__INFORMATION SUPPLIED__:
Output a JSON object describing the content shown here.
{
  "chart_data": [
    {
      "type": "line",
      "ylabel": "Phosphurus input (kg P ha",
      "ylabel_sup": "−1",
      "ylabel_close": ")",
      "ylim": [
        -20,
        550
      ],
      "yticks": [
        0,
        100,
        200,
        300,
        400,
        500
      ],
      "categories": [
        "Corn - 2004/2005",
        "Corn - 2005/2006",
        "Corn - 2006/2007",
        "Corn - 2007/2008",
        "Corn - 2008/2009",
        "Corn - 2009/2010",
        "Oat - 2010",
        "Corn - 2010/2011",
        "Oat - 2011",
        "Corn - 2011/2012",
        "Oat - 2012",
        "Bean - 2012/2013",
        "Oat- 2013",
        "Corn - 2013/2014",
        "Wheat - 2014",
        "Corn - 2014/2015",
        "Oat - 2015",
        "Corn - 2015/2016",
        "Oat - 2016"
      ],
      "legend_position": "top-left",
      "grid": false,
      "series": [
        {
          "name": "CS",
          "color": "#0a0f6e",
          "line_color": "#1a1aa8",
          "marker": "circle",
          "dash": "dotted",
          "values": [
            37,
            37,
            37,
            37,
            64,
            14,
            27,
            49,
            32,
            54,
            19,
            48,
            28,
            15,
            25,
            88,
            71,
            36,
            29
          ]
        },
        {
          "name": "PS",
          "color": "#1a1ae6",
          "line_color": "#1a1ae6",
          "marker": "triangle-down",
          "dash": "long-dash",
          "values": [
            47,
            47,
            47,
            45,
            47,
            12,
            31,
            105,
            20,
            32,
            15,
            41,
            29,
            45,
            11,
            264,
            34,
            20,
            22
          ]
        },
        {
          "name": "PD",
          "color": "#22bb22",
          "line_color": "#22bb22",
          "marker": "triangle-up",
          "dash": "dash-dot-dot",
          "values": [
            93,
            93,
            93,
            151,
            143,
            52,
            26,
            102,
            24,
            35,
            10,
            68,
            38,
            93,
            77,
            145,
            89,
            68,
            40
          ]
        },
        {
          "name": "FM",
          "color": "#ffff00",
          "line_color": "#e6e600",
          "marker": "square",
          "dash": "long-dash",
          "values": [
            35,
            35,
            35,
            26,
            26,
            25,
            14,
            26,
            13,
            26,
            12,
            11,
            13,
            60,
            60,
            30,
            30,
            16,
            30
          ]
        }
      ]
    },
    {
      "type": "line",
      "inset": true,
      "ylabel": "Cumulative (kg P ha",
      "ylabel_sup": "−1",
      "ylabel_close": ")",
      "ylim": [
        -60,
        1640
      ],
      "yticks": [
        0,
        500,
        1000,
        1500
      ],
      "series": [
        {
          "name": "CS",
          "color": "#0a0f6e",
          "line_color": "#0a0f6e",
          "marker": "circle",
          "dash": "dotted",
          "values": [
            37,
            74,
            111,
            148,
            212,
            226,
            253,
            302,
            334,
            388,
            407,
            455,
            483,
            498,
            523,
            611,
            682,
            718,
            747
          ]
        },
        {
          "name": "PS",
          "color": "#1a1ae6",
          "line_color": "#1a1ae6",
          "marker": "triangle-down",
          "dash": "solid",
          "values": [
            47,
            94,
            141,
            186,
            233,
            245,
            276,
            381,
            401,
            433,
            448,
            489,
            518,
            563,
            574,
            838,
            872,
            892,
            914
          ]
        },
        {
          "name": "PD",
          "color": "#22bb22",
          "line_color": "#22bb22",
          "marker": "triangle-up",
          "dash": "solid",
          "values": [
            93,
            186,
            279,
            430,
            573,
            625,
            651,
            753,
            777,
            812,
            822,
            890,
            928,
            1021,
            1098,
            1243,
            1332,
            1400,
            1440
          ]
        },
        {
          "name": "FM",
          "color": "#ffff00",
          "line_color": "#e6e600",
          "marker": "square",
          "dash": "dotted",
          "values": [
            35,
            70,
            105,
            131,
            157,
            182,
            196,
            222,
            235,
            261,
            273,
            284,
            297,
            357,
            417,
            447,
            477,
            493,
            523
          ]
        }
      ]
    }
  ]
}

__EXERCISE DIRECTIONS__: Write out the full set of records exactly as given.

__ANSWER TO THE TASK__:
Output a JSON object describing the content shown here.
{
  "chart_data": [
    {
      "type": "line",
      "ylabel": "Phosphurus input (kg P ha",
      "ylabel_sup": "−1",
      "ylabel_close": ")",
      "ylim": [
        -20,
        550
      ],
      "yticks": [
        0,
        100,
        200,
        300,
        400,
        500
      ],
      "categories": [
        "Corn - 2004/2005",
        "Corn - 2005/2006",
        "Corn - 2006/2007",
        "Corn - 2007/2008",
        "Corn - 2008/2009",
        "Corn - 2009/2010",
        "Oat - 2010",
        "Corn - 2010/2011",
        "Oat - 2011",
        "Corn - 2011/2012",
        "Oat - 2012",
        "Bean - 2012/2013",
        "Oat- 2013",
        "Corn - 2013/2014",
        "Wheat - 2014",
        "Corn - 2014/2015",
        "Oat - 2015",
        "Corn - 2015/2016",
        "Oat - 2016"
      ],
      "legend_position": "top-left",
      "grid": false,
      "series": [
        {
          "name": "CS",
          "color": "#0a0f6e",
          "line_color": "#1a1aa8",
          "marker": "circle",
          "dash": "dotted",
          "values": [
            37,
            37,
            37,
            37,
            64,
            14,
            27,
            49,
            32,
            54,
            19,
            48,
            28,
            15,
            25,
            88,
            71,
            36,
            29
          ]
        },
        {
          "name": "PS",
          "color": "#1a1ae6",
          "line_color": "#1a1ae6",
          "marker": "triangle-down",
          "dash": "long-dash",
          "values": [
            47,
            47,
            47,
            45,
            47,
            12,
            31,
            105,
            20,
            32,
            15,
            41,
            29,
            45,
            11,
            264,
            34,
            20,
            22
          ]
        },
        {
          "name": "PD",
          "color": "#22bb22",
          "line_color": "#22bb22",
          "marker": "triangle-up",
          "dash": "dash-dot-dot",
          "values": [
            93,
            93,
            93,
            151,
            143,
            52,
            26,
            102,
            24,
            35,
            10,
            68,
            38,
            93,
            77,
            145,
            89,
            68,
            40
          ]
        },
        {
          "name": "FM",
          "color": "#ffff00",
          "line_color": "#e6e600",
          "marker": "square",
          "dash": "long-dash",
          "values": [
            35,
            35,
            35,
            26,
            26,
            25,
            14,
            26,
            13,
            26,
            12,
            11,
            13,
            60,
            60,
            30,
            30,
            16,
            30
          ]
        }
      ]
    },
    {
      "type": "line",
      "inset": true,
      "ylabel": "Cumulative (kg P ha",
      "ylabel_sup": "−1",
      "ylabel_close": ")",
      "ylim": [
        -60,
        1640
      ],
      "yticks": [
        0,
        500,
        1000,
        1500
      ],
      "series": [
        {
          "name": "CS",
          "color": "#0a0f6e",
          "line_color": "#0a0f6e",
          "marker": "circle",
          "dash": "dotted",
          "values": [
            37,
            74,
            111,
            148,
            212,
            226,
            253,
            302,
            334,
            388,
            407,
            455,
            483,
            498,
            523,
            611,
            682,
            718,
            747
          ]
        },
        {
          "name": "PS",
          "color": "#1a1ae6",
          "line_color": "#1a1ae6",
          "marker": "triangle-down",
          "dash": "solid",
          "values": [
            47,
            94,
            141,
            186,
            233,
            245,
            276,
            381,
            401,
            433,
            448,
            489,
            518,
            563,
            574,
            838,
            872,
            892,
            914
          ]
        },
        {
          "name": "PD",
          "color": "#22bb22",
          "line_color": "#22bb22",
          "marker": "triangle-up",
          "dash": "solid",
          "values": [
            93,
            186,
            279,
            430,
            573,
            625,
            651,
            753,
            777,
            812,
            822,
            890,
            928,
            1021,
            1098,
            1243,
            1332,
            1400,
            1440
          ]
        },
        {
          "name": "FM",
          "color": "#ffff00",
          "line_color": "#e6e600",
          "marker": "square",
          "dash": "dotted",
          "values": [
            35,
            70,
            105,
            131,
            157,
            182,
            196,
            222,
            235,
            261,
            273,
            284,
            297,
            357,
            417,
            447,
            477,
            493,
            523
          ]
        }
      ]
    }
  ]
}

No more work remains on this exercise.